**Exercise objective**
Pick out the lines below with "Tide" and list them.
— Start of Data for this exercise —
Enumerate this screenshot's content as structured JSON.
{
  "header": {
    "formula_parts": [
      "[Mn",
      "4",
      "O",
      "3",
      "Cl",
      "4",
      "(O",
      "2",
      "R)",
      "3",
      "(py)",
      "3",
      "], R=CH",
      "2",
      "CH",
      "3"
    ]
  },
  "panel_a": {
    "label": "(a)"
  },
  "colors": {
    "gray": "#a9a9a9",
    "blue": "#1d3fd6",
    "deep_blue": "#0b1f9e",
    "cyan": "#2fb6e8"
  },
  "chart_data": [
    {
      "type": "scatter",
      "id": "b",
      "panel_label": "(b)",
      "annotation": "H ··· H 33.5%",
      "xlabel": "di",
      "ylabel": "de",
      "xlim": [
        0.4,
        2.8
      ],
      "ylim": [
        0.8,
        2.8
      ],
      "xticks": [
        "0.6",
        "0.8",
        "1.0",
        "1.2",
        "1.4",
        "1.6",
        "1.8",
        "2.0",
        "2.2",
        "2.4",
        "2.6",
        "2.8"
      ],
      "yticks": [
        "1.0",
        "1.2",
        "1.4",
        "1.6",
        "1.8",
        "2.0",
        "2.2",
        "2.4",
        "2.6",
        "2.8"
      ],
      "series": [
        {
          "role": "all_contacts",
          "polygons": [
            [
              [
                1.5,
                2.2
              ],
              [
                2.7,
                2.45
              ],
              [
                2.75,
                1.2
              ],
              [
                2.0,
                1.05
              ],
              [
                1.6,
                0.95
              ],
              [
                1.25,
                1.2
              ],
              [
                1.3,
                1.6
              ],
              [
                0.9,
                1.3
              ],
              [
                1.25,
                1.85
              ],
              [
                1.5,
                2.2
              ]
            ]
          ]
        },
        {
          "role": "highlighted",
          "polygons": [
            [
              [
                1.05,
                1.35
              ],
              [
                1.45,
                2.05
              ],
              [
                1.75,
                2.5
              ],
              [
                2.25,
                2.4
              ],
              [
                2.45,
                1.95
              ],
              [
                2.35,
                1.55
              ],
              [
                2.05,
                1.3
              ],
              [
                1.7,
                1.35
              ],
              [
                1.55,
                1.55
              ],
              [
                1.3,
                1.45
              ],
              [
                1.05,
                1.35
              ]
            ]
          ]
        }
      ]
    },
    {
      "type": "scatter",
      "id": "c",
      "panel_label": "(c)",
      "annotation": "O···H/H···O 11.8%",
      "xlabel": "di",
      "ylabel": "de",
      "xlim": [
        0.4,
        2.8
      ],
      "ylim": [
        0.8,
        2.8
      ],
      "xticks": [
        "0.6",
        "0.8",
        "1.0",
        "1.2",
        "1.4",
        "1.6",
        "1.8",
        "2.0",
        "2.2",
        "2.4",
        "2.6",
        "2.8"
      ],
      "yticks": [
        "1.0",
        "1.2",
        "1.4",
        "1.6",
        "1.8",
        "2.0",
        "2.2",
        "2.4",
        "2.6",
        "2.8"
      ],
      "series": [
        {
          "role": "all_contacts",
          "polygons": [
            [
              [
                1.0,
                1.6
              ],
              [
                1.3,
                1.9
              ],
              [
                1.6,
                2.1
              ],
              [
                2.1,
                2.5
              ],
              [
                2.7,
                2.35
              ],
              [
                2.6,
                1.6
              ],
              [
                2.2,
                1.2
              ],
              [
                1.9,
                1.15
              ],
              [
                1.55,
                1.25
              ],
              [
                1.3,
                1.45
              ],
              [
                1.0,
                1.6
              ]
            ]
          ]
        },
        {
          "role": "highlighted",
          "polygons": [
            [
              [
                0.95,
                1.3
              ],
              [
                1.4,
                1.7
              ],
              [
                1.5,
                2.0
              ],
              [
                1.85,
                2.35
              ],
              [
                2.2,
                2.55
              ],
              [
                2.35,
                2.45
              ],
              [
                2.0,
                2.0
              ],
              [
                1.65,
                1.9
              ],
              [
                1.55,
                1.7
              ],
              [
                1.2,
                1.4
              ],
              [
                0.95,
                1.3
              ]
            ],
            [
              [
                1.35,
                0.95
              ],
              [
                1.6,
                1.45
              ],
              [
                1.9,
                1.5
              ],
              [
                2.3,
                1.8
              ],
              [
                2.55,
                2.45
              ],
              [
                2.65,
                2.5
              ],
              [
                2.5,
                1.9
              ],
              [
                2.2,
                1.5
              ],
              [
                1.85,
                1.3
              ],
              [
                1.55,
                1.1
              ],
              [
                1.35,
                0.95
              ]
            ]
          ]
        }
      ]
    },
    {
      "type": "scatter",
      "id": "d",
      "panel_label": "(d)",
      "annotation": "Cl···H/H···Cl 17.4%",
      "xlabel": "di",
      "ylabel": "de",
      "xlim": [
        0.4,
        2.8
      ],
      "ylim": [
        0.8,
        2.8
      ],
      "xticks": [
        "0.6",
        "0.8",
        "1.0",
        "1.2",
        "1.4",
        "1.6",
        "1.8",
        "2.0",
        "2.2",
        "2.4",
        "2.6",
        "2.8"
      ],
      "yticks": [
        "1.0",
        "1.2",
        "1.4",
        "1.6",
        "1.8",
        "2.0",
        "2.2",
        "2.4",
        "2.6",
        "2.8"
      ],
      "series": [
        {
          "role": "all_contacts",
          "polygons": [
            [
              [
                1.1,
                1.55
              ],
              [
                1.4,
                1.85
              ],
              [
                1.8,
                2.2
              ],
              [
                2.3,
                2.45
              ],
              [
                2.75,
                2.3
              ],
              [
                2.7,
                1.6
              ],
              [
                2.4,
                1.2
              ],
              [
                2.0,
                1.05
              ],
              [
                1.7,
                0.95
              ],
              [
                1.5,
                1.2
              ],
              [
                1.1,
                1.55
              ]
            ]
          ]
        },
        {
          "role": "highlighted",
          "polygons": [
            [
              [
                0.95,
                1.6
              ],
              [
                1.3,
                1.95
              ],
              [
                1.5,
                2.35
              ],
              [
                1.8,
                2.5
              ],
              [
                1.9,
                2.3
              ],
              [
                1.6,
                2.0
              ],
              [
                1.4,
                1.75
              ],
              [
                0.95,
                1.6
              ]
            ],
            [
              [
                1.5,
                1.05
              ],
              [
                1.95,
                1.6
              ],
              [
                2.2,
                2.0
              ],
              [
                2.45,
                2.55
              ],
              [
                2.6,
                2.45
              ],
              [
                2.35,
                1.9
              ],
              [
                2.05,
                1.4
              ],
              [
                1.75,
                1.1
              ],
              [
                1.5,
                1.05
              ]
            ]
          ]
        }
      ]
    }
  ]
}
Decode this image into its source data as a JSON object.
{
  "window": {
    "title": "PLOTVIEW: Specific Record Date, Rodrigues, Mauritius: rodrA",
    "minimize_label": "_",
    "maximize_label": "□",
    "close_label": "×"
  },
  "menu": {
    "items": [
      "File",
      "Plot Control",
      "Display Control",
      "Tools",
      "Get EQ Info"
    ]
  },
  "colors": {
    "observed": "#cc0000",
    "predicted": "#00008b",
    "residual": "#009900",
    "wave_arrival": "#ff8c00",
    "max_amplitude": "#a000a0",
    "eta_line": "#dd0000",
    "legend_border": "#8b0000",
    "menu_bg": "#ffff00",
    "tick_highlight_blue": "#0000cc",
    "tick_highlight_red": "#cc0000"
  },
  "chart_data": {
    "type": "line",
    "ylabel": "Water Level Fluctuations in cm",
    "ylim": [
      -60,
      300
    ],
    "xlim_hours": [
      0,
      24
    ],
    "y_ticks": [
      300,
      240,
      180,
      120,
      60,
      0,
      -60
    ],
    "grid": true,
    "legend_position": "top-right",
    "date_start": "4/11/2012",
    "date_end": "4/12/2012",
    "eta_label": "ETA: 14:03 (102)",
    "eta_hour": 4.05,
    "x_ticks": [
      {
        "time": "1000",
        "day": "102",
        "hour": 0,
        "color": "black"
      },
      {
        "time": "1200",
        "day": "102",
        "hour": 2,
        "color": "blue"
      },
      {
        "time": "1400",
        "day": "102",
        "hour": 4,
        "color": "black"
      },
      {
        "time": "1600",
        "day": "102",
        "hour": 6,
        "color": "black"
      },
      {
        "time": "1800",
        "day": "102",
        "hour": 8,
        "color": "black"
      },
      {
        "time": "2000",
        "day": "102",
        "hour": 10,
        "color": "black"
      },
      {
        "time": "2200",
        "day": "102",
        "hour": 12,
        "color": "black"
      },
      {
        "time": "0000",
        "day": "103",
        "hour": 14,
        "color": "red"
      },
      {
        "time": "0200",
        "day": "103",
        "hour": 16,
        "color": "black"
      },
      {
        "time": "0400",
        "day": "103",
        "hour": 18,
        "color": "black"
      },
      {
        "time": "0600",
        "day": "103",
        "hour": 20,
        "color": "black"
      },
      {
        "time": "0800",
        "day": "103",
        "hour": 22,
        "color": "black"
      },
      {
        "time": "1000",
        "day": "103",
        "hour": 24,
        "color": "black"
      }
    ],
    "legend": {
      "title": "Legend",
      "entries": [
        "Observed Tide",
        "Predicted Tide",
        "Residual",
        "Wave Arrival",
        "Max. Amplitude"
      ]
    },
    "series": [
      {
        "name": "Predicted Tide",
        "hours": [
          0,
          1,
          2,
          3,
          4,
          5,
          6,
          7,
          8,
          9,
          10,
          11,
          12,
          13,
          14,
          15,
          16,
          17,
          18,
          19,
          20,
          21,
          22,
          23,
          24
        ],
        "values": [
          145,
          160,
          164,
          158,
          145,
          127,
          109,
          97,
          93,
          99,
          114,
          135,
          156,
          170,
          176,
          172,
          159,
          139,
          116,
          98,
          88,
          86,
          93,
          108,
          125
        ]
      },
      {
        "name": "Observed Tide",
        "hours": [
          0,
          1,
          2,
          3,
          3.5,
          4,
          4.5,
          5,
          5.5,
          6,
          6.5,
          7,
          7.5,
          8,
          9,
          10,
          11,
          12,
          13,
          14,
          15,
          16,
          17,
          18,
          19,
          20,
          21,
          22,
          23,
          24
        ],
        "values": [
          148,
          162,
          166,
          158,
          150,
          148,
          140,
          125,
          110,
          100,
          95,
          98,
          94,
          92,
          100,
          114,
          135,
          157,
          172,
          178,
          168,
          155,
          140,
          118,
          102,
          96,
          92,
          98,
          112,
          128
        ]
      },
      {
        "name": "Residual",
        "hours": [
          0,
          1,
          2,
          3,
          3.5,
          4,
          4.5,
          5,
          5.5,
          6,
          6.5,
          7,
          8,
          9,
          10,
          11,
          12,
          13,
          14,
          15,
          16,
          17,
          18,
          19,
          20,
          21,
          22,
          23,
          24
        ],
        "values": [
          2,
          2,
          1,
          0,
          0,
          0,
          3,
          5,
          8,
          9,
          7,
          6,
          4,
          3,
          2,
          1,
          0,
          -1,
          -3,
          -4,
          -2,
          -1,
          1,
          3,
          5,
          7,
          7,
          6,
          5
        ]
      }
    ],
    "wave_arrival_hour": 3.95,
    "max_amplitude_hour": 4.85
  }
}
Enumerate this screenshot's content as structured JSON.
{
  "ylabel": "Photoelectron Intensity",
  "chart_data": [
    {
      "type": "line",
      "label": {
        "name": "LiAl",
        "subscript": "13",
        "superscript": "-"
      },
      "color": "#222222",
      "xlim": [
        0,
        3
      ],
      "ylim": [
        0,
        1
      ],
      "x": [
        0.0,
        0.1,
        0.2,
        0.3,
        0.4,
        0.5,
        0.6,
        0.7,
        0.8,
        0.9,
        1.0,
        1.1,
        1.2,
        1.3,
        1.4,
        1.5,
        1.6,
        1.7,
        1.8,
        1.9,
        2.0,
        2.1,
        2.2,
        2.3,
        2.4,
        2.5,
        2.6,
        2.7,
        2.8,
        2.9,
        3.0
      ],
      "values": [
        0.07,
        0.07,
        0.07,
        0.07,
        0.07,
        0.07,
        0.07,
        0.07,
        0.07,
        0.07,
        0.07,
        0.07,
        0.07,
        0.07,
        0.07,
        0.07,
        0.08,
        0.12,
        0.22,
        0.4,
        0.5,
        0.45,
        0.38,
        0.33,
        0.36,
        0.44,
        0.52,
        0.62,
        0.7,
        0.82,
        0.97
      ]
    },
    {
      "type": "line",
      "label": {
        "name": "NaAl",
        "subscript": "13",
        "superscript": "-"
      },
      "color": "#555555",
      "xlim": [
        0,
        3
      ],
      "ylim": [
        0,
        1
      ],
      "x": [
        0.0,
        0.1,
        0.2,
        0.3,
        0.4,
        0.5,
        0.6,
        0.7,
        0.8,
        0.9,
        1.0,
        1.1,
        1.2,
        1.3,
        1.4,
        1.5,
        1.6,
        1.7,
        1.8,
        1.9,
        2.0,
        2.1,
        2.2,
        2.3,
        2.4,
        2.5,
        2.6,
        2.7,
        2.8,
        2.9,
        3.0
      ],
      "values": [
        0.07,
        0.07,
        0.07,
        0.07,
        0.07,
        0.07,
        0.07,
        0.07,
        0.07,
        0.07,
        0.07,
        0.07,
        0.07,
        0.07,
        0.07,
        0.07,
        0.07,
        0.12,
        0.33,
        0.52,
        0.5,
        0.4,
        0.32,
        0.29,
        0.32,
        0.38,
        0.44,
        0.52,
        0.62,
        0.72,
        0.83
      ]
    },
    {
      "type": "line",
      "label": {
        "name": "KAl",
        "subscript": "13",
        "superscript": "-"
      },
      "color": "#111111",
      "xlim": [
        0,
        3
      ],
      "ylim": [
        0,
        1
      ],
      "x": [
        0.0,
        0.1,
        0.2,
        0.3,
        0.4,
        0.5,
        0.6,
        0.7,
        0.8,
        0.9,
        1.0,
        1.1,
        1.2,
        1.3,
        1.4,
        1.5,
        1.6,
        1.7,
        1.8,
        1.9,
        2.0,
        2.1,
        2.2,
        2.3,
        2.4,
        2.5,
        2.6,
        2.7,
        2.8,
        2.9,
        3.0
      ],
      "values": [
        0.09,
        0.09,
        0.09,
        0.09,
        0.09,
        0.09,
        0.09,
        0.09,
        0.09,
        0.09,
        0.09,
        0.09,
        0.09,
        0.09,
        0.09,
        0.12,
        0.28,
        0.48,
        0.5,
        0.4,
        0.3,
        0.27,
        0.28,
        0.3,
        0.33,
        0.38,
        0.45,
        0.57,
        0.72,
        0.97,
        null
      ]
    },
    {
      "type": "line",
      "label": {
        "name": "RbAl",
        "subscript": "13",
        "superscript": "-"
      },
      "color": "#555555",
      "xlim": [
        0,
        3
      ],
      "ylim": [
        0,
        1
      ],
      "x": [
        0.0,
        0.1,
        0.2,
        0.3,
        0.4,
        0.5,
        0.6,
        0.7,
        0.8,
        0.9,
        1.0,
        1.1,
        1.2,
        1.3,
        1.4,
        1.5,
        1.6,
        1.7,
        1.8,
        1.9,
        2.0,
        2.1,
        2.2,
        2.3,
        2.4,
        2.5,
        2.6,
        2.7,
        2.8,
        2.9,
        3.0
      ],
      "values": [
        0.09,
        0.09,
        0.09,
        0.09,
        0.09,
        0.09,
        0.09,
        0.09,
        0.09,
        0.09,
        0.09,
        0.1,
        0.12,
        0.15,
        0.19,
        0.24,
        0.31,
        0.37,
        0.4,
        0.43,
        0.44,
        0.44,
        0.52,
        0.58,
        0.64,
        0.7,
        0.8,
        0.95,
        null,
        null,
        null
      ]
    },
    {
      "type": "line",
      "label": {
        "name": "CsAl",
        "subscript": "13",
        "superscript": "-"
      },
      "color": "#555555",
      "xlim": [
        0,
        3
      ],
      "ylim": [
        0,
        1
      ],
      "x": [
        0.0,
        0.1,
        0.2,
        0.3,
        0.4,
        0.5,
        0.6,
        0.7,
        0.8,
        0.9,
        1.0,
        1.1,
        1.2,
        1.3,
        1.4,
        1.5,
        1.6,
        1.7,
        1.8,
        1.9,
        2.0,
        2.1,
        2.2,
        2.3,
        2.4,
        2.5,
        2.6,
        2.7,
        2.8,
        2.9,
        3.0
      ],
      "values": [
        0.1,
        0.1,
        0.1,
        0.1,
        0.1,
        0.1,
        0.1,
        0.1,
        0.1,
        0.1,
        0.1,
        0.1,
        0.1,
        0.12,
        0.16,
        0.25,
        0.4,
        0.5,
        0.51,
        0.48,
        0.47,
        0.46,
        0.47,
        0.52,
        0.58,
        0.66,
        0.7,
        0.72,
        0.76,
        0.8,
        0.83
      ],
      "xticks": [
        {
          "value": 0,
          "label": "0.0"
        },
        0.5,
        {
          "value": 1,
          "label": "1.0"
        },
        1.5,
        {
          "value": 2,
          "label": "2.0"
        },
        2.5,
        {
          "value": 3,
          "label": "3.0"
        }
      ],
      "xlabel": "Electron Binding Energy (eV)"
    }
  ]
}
— End of Data for this exercise —
**Written response**
        "Observed Tide",
        "Predicted Tide",
        "name": "Predicted Tide",
        "name": "Observed Tide",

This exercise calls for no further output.